%%

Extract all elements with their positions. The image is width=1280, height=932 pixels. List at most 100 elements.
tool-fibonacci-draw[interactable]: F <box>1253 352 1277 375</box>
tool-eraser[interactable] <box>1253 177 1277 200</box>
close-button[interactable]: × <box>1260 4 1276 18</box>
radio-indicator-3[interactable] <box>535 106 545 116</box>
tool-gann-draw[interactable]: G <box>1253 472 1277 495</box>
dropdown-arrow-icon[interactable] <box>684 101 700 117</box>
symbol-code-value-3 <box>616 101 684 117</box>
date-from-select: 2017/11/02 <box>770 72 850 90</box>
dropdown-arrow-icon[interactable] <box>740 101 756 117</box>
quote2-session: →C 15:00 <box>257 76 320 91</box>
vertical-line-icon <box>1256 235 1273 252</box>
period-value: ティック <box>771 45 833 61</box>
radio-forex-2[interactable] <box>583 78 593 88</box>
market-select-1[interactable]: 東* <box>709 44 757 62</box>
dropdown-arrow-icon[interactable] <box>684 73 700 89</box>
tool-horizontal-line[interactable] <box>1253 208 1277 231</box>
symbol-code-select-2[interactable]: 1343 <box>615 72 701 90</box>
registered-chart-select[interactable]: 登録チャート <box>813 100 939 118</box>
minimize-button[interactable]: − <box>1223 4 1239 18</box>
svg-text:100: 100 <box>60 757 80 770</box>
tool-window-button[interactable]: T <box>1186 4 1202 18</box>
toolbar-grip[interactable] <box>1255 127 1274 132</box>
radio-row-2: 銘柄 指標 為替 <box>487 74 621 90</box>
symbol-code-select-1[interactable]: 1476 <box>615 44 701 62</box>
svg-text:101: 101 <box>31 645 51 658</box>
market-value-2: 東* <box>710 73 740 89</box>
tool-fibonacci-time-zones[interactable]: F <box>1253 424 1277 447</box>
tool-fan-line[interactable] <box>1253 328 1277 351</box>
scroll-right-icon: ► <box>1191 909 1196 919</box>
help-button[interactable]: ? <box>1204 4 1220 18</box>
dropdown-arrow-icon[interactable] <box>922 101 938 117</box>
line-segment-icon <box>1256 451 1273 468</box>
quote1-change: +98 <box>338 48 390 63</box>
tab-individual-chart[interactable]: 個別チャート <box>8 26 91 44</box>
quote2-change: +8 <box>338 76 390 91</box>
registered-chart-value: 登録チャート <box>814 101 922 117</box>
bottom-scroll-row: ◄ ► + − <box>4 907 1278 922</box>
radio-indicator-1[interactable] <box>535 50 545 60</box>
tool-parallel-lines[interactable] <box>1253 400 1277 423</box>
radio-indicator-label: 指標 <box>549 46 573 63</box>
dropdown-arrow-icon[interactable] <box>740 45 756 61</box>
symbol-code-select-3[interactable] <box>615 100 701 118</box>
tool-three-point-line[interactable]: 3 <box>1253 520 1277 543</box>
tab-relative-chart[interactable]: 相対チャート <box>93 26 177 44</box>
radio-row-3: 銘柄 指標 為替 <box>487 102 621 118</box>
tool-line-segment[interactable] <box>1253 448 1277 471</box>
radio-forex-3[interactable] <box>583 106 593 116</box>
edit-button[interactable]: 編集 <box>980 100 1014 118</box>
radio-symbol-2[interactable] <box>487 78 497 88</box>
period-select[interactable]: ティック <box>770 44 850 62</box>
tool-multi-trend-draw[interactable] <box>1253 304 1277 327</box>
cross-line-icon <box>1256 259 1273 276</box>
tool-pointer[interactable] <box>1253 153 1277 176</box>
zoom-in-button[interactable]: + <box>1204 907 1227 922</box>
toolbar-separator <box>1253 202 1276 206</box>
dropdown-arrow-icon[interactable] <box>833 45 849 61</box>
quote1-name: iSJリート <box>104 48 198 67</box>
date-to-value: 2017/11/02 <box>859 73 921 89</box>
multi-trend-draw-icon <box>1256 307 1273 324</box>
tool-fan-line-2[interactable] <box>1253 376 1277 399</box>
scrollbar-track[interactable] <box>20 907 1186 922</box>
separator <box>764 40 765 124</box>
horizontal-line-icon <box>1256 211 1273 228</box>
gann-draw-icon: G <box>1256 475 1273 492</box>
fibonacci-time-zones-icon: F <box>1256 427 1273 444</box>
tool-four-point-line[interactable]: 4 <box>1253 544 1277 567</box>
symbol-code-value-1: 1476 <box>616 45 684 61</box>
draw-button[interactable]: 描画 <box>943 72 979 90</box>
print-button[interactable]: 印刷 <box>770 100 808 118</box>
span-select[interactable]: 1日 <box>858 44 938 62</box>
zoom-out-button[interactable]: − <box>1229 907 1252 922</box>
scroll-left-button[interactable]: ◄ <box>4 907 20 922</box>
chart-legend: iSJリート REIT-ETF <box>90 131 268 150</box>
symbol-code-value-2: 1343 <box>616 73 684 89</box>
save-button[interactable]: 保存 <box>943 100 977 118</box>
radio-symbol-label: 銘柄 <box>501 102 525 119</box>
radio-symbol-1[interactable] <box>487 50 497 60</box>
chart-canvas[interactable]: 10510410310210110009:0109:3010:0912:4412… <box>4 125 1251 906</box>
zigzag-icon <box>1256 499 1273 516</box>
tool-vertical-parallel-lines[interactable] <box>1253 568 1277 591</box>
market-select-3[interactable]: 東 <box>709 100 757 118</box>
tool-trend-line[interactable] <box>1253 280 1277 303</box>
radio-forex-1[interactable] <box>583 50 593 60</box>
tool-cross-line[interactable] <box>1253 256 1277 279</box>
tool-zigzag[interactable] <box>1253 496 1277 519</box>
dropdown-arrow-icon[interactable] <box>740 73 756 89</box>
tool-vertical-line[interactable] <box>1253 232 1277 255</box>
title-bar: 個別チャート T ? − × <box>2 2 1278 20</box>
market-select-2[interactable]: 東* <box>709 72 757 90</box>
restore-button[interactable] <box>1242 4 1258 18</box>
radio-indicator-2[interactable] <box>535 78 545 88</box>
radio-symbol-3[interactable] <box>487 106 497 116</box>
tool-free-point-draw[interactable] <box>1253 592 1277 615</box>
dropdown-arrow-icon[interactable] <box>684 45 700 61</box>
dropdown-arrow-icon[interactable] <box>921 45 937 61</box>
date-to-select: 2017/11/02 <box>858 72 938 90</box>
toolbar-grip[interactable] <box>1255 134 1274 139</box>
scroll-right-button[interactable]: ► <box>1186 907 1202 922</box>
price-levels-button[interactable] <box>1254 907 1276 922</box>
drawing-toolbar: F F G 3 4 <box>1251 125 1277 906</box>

%%

**WHAT TO DO**
Reproduce the listing above line for line, with no changes.

**REPLY TO THE EXERCISE**
Extract all elements with their positions. The image is width=1280, height=932 pixels. List at most 100 elements.
tool-fibonacci-draw[interactable]: F <box>1253 352 1277 375</box>
tool-eraser[interactable] <box>1253 177 1277 200</box>
close-button[interactable]: × <box>1260 4 1276 18</box>
radio-indicator-3[interactable] <box>535 106 545 116</box>
tool-gann-draw[interactable]: G <box>1253 472 1277 495</box>
dropdown-arrow-icon[interactable] <box>684 101 700 117</box>
symbol-code-value-3 <box>616 101 684 117</box>
date-from-select: 2017/11/02 <box>770 72 850 90</box>
dropdown-arrow-icon[interactable] <box>740 101 756 117</box>
quote2-session: →C 15:00 <box>257 76 320 91</box>
vertical-line-icon <box>1256 235 1273 252</box>
period-value: ティック <box>771 45 833 61</box>
radio-forex-2[interactable] <box>583 78 593 88</box>
market-select-1[interactable]: 東* <box>709 44 757 62</box>
dropdown-arrow-icon[interactable] <box>684 73 700 89</box>
tool-horizontal-line[interactable] <box>1253 208 1277 231</box>
symbol-code-select-2[interactable]: 1343 <box>615 72 701 90</box>
registered-chart-select[interactable]: 登録チャート <box>813 100 939 118</box>
minimize-button[interactable]: − <box>1223 4 1239 18</box>
svg-text:100: 100 <box>60 757 80 770</box>
tool-window-button[interactable]: T <box>1186 4 1202 18</box>
toolbar-grip[interactable] <box>1255 127 1274 132</box>
radio-row-2: 銘柄 指標 為替 <box>487 74 621 90</box>
symbol-code-select-1[interactable]: 1476 <box>615 44 701 62</box>
svg-text:101: 101 <box>31 645 51 658</box>
market-value-2: 東* <box>710 73 740 89</box>
tool-fibonacci-time-zones[interactable]: F <box>1253 424 1277 447</box>
tool-fan-line[interactable] <box>1253 328 1277 351</box>
scroll-right-icon: ► <box>1191 909 1196 919</box>
help-button[interactable]: ? <box>1204 4 1220 18</box>
dropdown-arrow-icon[interactable] <box>922 101 938 117</box>
line-segment-icon <box>1256 451 1273 468</box>
quote1-change: +98 <box>338 48 390 63</box>
tab-individual-chart[interactable]: 個別チャート <box>8 26 91 44</box>
quote2-change: +8 <box>338 76 390 91</box>
registered-chart-value: 登録チャート <box>814 101 922 117</box>
bottom-scroll-row: ◄ ► + − <box>4 907 1278 922</box>
radio-indicator-1[interactable] <box>535 50 545 60</box>
tool-parallel-lines[interactable] <box>1253 400 1277 423</box>
radio-indicator-label: 指標 <box>549 46 573 63</box>
dropdown-arrow-icon[interactable] <box>740 45 756 61</box>
symbol-code-select-3[interactable] <box>615 100 701 118</box>
tool-three-point-line[interactable]: 3 <box>1253 520 1277 543</box>
tab-relative-chart[interactable]: 相対チャート <box>93 26 177 44</box>
radio-row-3: 銘柄 指標 為替 <box>487 102 621 118</box>
tool-line-segment[interactable] <box>1253 448 1277 471</box>
radio-forex-3[interactable] <box>583 106 593 116</box>
edit-button[interactable]: 編集 <box>980 100 1014 118</box>
radio-symbol-2[interactable] <box>487 78 497 88</box>
period-select[interactable]: ティック <box>770 44 850 62</box>
tool-multi-trend-draw[interactable] <box>1253 304 1277 327</box>
cross-line-icon <box>1256 259 1273 276</box>
tool-pointer[interactable] <box>1253 153 1277 176</box>
zoom-in-button[interactable]: + <box>1204 907 1227 922</box>
toolbar-separator <box>1253 202 1276 206</box>
dropdown-arrow-icon[interactable] <box>833 45 849 61</box>
quote1-name: iSJリート <box>104 48 198 67</box>
date-to-value: 2017/11/02 <box>859 73 921 89</box>
multi-trend-draw-icon <box>1256 307 1273 324</box>
tool-fan-line-2[interactable] <box>1253 376 1277 399</box>
scrollbar-track[interactable] <box>20 907 1186 922</box>
separator <box>764 40 765 124</box>
horizontal-line-icon <box>1256 211 1273 228</box>
gann-draw-icon: G <box>1256 475 1273 492</box>
fibonacci-time-zones-icon: F <box>1256 427 1273 444</box>
tool-four-point-line[interactable]: 4 <box>1253 544 1277 567</box>
symbol-code-value-1: 1476 <box>616 45 684 61</box>
draw-button[interactable]: 描画 <box>943 72 979 90</box>
print-button[interactable]: 印刷 <box>770 100 808 118</box>
span-select[interactable]: 1日 <box>858 44 938 62</box>
zoom-out-button[interactable]: − <box>1229 907 1252 922</box>
scroll-left-button[interactable]: ◄ <box>4 907 20 922</box>
chart-legend: iSJリート REIT-ETF <box>90 131 268 150</box>
symbol-code-value-2: 1343 <box>616 73 684 89</box>
save-button[interactable]: 保存 <box>943 100 977 118</box>
radio-symbol-label: 銘柄 <box>501 102 525 119</box>
radio-symbol-1[interactable] <box>487 50 497 60</box>
chart-canvas[interactable]: 10510410310210110009:0109:3010:0912:4412… <box>4 125 1251 906</box>
zigzag-icon <box>1256 499 1273 516</box>
tool-vertical-parallel-lines[interactable] <box>1253 568 1277 591</box>
market-select-3[interactable]: 東 <box>709 100 757 118</box>
tool-trend-line[interactable] <box>1253 280 1277 303</box>
radio-forex-1[interactable] <box>583 50 593 60</box>
tool-cross-line[interactable] <box>1253 256 1277 279</box>
tool-zigzag[interactable] <box>1253 496 1277 519</box>
dropdown-arrow-icon[interactable] <box>740 73 756 89</box>
tool-vertical-line[interactable] <box>1253 232 1277 255</box>
title-bar: 個別チャート T ? − × <box>2 2 1278 20</box>
market-select-2[interactable]: 東* <box>709 72 757 90</box>
restore-button[interactable] <box>1242 4 1258 18</box>
radio-indicator-2[interactable] <box>535 78 545 88</box>
radio-symbol-3[interactable] <box>487 106 497 116</box>
tool-free-point-draw[interactable] <box>1253 592 1277 615</box>
dropdown-arrow-icon[interactable] <box>684 45 700 61</box>
dropdown-arrow-icon[interactable] <box>921 45 937 61</box>
date-to-select: 2017/11/02 <box>858 72 938 90</box>
toolbar-grip[interactable] <box>1255 134 1274 139</box>
scroll-right-button[interactable]: ► <box>1186 907 1202 922</box>
price-levels-button[interactable] <box>1254 907 1276 922</box>
drawing-toolbar: F F G 3 4 <box>1251 125 1277 906</box>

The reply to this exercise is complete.